## start Dataset records

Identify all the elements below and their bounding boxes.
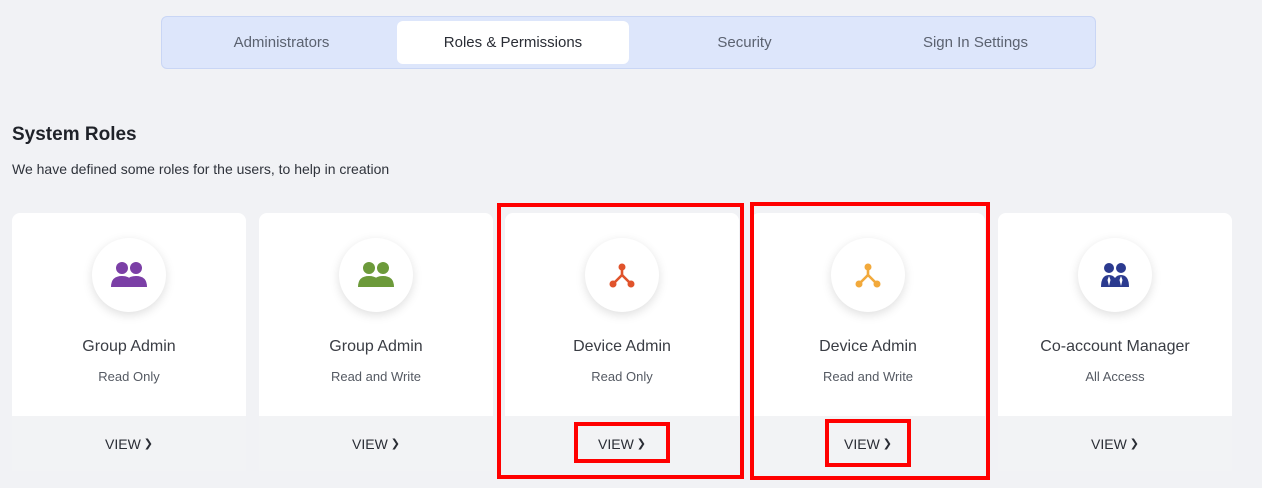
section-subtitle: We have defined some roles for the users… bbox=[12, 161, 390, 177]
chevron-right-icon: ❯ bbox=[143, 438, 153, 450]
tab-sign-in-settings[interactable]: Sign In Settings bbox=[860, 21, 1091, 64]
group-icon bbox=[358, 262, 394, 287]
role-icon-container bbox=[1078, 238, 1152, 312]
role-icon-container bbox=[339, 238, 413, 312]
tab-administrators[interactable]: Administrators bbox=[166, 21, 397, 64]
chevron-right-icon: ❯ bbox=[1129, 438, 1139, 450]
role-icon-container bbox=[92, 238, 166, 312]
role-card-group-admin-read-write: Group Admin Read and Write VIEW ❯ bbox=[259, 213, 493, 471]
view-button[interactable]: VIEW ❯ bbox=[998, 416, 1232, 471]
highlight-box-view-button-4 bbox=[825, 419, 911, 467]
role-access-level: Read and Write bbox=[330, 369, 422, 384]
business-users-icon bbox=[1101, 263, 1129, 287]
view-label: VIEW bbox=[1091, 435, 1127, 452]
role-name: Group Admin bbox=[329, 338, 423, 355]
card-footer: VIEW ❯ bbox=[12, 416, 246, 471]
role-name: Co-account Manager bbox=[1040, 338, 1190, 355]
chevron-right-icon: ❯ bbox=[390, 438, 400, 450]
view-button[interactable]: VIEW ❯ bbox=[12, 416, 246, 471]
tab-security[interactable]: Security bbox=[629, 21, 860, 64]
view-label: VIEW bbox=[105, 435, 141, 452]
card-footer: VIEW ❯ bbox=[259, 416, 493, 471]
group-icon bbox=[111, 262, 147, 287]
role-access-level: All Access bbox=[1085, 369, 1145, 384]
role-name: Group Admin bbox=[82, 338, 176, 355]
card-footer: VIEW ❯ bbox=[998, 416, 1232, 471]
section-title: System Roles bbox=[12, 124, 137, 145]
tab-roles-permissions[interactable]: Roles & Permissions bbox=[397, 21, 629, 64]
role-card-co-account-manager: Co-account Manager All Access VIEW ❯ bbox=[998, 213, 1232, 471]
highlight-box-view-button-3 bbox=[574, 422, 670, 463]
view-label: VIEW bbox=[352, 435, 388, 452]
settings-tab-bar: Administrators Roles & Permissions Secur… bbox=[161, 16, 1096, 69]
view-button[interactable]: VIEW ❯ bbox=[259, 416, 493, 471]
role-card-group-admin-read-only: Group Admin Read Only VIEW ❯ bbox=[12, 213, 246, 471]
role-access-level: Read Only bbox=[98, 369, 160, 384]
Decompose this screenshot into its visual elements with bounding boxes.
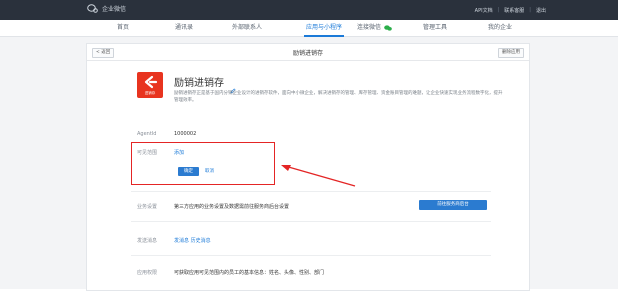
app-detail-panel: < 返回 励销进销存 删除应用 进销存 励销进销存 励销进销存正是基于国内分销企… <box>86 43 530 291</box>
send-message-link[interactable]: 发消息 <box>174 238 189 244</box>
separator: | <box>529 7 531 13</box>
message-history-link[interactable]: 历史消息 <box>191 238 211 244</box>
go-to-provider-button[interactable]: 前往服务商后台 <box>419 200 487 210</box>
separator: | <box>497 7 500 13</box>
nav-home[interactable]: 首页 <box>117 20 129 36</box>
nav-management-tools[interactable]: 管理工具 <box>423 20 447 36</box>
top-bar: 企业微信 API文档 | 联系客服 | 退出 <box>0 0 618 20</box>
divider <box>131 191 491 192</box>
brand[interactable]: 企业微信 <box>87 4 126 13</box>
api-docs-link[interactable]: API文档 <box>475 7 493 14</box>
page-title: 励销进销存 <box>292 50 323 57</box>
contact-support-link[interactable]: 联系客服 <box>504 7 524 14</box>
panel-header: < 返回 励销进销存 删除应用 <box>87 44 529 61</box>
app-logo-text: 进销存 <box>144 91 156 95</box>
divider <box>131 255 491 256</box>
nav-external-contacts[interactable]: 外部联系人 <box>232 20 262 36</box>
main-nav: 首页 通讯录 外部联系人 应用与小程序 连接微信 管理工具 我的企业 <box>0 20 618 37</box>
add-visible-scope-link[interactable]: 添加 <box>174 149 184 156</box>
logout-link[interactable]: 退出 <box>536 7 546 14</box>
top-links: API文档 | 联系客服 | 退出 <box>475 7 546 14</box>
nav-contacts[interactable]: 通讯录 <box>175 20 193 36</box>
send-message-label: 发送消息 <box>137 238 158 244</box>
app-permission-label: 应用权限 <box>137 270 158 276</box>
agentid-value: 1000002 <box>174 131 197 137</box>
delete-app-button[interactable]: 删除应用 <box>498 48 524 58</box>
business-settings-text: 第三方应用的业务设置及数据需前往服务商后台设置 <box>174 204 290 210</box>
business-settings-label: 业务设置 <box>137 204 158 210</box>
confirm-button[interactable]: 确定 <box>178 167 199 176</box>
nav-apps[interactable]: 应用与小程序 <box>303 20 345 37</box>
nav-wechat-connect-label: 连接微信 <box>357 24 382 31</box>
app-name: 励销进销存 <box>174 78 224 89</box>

## end Dataset records

Directions ->
Which lines in the records above contain the word "Read"? Gather every one of them and copy each line in full.

Response to this exercise ->
role-card-group-admin-read-write: Group Admin Read and Write VIEW ❯ bbox=[259, 213, 493, 471]
role-access-level: Read and Write bbox=[330, 369, 422, 384]
role-card-group-admin-read-only: Group Admin Read Only VIEW ❯ bbox=[12, 213, 246, 471]
role-access-level: Read Only bbox=[98, 369, 160, 384]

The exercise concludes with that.